- [Task to complete]: Find every line of the listing below where "disabled" appears, and copy it.

- [Supplied information]:

:::

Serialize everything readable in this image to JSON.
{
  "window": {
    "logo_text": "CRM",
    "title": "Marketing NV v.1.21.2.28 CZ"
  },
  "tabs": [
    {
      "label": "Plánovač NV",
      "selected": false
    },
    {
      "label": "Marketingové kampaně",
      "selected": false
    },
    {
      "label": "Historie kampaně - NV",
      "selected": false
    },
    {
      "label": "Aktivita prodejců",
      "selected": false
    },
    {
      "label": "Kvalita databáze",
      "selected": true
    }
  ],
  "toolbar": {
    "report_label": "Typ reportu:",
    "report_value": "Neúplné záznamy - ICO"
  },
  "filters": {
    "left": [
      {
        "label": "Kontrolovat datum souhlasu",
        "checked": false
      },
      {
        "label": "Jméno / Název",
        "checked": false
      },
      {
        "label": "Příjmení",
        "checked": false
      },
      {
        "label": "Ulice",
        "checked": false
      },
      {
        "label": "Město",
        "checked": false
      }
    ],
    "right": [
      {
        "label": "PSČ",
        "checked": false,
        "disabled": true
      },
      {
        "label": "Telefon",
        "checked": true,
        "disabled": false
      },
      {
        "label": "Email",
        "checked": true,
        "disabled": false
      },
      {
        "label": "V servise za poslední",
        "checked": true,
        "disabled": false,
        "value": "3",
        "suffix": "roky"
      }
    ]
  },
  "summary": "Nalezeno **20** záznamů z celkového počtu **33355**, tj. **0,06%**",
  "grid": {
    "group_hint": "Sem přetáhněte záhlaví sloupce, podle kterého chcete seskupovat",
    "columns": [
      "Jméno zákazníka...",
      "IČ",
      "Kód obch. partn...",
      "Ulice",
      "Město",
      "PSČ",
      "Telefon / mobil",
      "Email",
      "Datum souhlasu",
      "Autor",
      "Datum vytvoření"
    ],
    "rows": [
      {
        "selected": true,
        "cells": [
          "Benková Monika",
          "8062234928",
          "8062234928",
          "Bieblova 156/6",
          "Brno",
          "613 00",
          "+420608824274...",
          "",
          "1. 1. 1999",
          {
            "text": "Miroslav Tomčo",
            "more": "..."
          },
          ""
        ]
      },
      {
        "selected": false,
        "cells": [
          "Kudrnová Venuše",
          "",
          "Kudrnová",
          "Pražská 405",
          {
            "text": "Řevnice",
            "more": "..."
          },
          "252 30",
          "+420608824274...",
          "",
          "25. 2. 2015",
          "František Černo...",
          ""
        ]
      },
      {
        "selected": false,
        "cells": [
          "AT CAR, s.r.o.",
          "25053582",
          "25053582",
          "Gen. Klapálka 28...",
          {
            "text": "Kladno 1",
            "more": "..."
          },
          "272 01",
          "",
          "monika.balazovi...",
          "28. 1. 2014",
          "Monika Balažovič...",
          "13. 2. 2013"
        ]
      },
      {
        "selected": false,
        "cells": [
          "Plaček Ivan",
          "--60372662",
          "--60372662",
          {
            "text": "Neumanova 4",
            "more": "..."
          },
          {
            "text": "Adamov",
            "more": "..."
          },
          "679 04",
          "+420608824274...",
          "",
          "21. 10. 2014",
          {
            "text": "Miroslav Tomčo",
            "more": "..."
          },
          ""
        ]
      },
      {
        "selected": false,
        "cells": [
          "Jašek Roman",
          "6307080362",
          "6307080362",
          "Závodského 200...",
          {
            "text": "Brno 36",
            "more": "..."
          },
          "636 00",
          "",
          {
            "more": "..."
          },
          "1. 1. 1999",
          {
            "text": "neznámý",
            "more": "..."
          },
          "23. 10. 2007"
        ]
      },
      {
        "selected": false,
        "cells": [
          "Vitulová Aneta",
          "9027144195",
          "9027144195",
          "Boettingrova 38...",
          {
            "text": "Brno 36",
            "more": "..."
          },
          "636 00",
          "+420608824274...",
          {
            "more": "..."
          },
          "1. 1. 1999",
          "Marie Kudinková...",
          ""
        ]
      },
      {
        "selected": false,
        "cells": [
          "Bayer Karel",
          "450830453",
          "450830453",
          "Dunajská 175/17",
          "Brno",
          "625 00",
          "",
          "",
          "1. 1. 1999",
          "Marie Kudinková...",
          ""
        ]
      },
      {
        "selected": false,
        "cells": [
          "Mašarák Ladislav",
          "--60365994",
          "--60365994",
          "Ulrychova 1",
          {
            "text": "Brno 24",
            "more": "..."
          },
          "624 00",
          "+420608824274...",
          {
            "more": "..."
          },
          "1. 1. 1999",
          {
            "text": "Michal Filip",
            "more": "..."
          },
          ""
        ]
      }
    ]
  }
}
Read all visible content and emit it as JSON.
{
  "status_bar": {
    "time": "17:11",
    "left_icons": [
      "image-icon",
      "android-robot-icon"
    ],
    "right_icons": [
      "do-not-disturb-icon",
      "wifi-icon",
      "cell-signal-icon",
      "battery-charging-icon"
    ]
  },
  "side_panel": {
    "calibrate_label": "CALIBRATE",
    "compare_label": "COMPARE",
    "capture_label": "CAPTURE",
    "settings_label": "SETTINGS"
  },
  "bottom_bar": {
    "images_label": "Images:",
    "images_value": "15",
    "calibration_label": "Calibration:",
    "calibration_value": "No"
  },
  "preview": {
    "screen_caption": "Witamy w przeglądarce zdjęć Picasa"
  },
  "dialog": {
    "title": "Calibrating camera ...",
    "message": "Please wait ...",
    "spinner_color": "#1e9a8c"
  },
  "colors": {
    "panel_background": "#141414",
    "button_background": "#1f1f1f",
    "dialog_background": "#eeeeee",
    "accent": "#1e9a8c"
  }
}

:::

- [The reply]:
        "disabled": true
        "disabled": false
        "disabled": false
        "disabled": false,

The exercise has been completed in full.